• GIVEN INFORMATION:
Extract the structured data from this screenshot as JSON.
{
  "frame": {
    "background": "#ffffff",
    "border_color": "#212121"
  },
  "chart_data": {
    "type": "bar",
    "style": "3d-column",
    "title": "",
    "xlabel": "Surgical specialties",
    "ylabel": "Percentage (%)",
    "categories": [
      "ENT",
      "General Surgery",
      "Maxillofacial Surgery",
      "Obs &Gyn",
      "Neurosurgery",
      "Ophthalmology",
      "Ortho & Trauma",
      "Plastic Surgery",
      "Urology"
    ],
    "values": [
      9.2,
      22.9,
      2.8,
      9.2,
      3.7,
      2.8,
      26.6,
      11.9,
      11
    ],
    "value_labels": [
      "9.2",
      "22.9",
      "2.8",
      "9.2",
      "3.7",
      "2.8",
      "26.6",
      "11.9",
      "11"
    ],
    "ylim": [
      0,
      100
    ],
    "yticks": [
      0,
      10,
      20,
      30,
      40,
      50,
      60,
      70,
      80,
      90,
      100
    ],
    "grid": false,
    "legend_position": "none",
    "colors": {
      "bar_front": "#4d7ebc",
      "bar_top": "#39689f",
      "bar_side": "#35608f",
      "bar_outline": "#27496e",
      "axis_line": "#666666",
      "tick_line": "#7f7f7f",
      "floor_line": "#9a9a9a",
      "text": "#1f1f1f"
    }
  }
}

• YOUR GOAL:
From the first line to the last, retype the data exactly.

• SOLUTION TO THIS TASK:
Extract the structured data from this screenshot as JSON.
{
  "frame": {
    "background": "#ffffff",
    "border_color": "#212121"
  },
  "chart_data": {
    "type": "bar",
    "style": "3d-column",
    "title": "",
    "xlabel": "Surgical specialties",
    "ylabel": "Percentage (%)",
    "categories": [
      "ENT",
      "General Surgery",
      "Maxillofacial Surgery",
      "Obs &Gyn",
      "Neurosurgery",
      "Ophthalmology",
      "Ortho & Trauma",
      "Plastic Surgery",
      "Urology"
    ],
    "values": [
      9.2,
      22.9,
      2.8,
      9.2,
      3.7,
      2.8,
      26.6,
      11.9,
      11
    ],
    "value_labels": [
      "9.2",
      "22.9",
      "2.8",
      "9.2",
      "3.7",
      "2.8",
      "26.6",
      "11.9",
      "11"
    ],
    "ylim": [
      0,
      100
    ],
    "yticks": [
      0,
      10,
      20,
      30,
      40,
      50,
      60,
      70,
      80,
      90,
      100
    ],
    "grid": false,
    "legend_position": "none",
    "colors": {
      "bar_front": "#4d7ebc",
      "bar_top": "#39689f",
      "bar_side": "#35608f",
      "bar_outline": "#27496e",
      "axis_line": "#666666",
      "tick_line": "#7f7f7f",
      "floor_line": "#9a9a9a",
      "text": "#1f1f1f"
    }
  }
}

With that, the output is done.